**Records to use**
------------------------------------

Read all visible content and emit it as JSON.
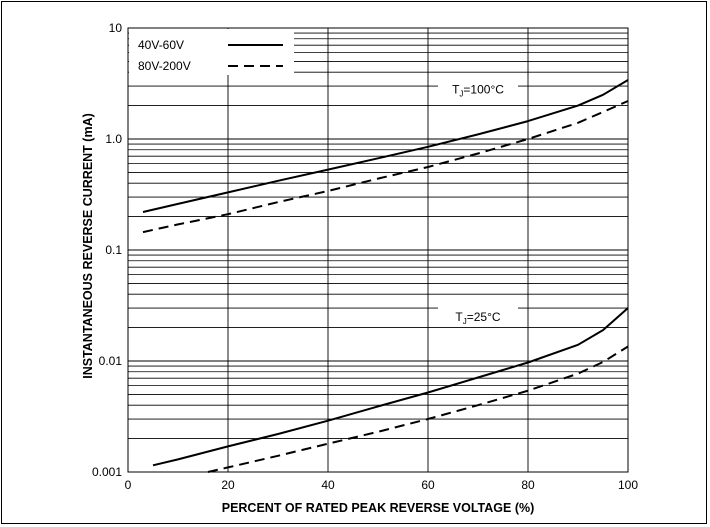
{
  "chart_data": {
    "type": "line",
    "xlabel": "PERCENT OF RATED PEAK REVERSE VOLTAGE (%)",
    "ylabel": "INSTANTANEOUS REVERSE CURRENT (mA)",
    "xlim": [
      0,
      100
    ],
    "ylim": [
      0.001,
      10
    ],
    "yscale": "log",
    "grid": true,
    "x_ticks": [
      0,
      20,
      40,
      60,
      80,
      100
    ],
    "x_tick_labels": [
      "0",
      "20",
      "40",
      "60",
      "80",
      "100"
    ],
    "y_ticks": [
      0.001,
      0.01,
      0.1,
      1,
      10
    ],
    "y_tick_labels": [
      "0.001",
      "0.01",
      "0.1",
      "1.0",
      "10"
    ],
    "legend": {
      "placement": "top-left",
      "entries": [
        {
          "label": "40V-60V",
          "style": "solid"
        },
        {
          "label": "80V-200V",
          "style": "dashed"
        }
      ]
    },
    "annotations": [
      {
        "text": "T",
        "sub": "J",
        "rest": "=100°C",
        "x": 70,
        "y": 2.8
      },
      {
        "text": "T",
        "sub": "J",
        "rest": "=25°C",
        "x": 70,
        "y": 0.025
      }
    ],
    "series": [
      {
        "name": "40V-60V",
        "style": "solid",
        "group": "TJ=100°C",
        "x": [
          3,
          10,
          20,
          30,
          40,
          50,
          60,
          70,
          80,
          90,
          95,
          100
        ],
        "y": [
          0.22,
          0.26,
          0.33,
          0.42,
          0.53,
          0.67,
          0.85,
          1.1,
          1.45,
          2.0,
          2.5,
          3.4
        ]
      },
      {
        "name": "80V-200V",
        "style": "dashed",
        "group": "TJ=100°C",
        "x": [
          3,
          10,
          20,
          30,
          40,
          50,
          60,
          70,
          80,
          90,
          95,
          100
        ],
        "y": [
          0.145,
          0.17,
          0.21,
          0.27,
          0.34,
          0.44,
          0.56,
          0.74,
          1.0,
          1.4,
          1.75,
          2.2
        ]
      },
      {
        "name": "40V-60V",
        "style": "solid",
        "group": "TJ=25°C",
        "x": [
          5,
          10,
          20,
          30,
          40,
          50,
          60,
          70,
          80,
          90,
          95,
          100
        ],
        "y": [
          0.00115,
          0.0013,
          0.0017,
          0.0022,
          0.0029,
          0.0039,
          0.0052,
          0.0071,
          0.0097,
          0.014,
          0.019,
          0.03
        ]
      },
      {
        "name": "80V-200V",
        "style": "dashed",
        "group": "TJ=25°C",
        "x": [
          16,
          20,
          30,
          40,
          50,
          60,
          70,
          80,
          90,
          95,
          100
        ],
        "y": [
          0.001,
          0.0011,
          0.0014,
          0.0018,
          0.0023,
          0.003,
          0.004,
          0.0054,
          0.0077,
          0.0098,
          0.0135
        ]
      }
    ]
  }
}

------------------------------------

**Goal of the exercise**
Repeat the material above word for word and skip every image in it.

**Full output**
Read all visible content and emit it as JSON.
{
  "chart_data": {
    "type": "line",
    "xlabel": "PERCENT OF RATED PEAK REVERSE VOLTAGE (%)",
    "ylabel": "INSTANTANEOUS REVERSE CURRENT (mA)",
    "xlim": [
      0,
      100
    ],
    "ylim": [
      0.001,
      10
    ],
    "yscale": "log",
    "grid": true,
    "x_ticks": [
      0,
      20,
      40,
      60,
      80,
      100
    ],
    "x_tick_labels": [
      "0",
      "20",
      "40",
      "60",
      "80",
      "100"
    ],
    "y_ticks": [
      0.001,
      0.01,
      0.1,
      1,
      10
    ],
    "y_tick_labels": [
      "0.001",
      "0.01",
      "0.1",
      "1.0",
      "10"
    ],
    "legend": {
      "placement": "top-left",
      "entries": [
        {
          "label": "40V-60V",
          "style": "solid"
        },
        {
          "label": "80V-200V",
          "style": "dashed"
        }
      ]
    },
    "annotations": [
      {
        "text": "T",
        "sub": "J",
        "rest": "=100°C",
        "x": 70,
        "y": 2.8
      },
      {
        "text": "T",
        "sub": "J",
        "rest": "=25°C",
        "x": 70,
        "y": 0.025
      }
    ],
    "series": [
      {
        "name": "40V-60V",
        "style": "solid",
        "group": "TJ=100°C",
        "x": [
          3,
          10,
          20,
          30,
          40,
          50,
          60,
          70,
          80,
          90,
          95,
          100
        ],
        "y": [
          0.22,
          0.26,
          0.33,
          0.42,
          0.53,
          0.67,
          0.85,
          1.1,
          1.45,
          2.0,
          2.5,
          3.4
        ]
      },
      {
        "name": "80V-200V",
        "style": "dashed",
        "group": "TJ=100°C",
        "x": [
          3,
          10,
          20,
          30,
          40,
          50,
          60,
          70,
          80,
          90,
          95,
          100
        ],
        "y": [
          0.145,
          0.17,
          0.21,
          0.27,
          0.34,
          0.44,
          0.56,
          0.74,
          1.0,
          1.4,
          1.75,
          2.2
        ]
      },
      {
        "name": "40V-60V",
        "style": "solid",
        "group": "TJ=25°C",
        "x": [
          5,
          10,
          20,
          30,
          40,
          50,
          60,
          70,
          80,
          90,
          95,
          100
        ],
        "y": [
          0.00115,
          0.0013,
          0.0017,
          0.0022,
          0.0029,
          0.0039,
          0.0052,
          0.0071,
          0.0097,
          0.014,
          0.019,
          0.03
        ]
      },
      {
        "name": "80V-200V",
        "style": "dashed",
        "group": "TJ=25°C",
        "x": [
          16,
          20,
          30,
          40,
          50,
          60,
          70,
          80,
          90,
          95,
          100
        ],
        "y": [
          0.001,
          0.0011,
          0.0014,
          0.0018,
          0.0023,
          0.003,
          0.004,
          0.0054,
          0.0077,
          0.0098,
          0.0135
        ]
      }
    ]
  }
}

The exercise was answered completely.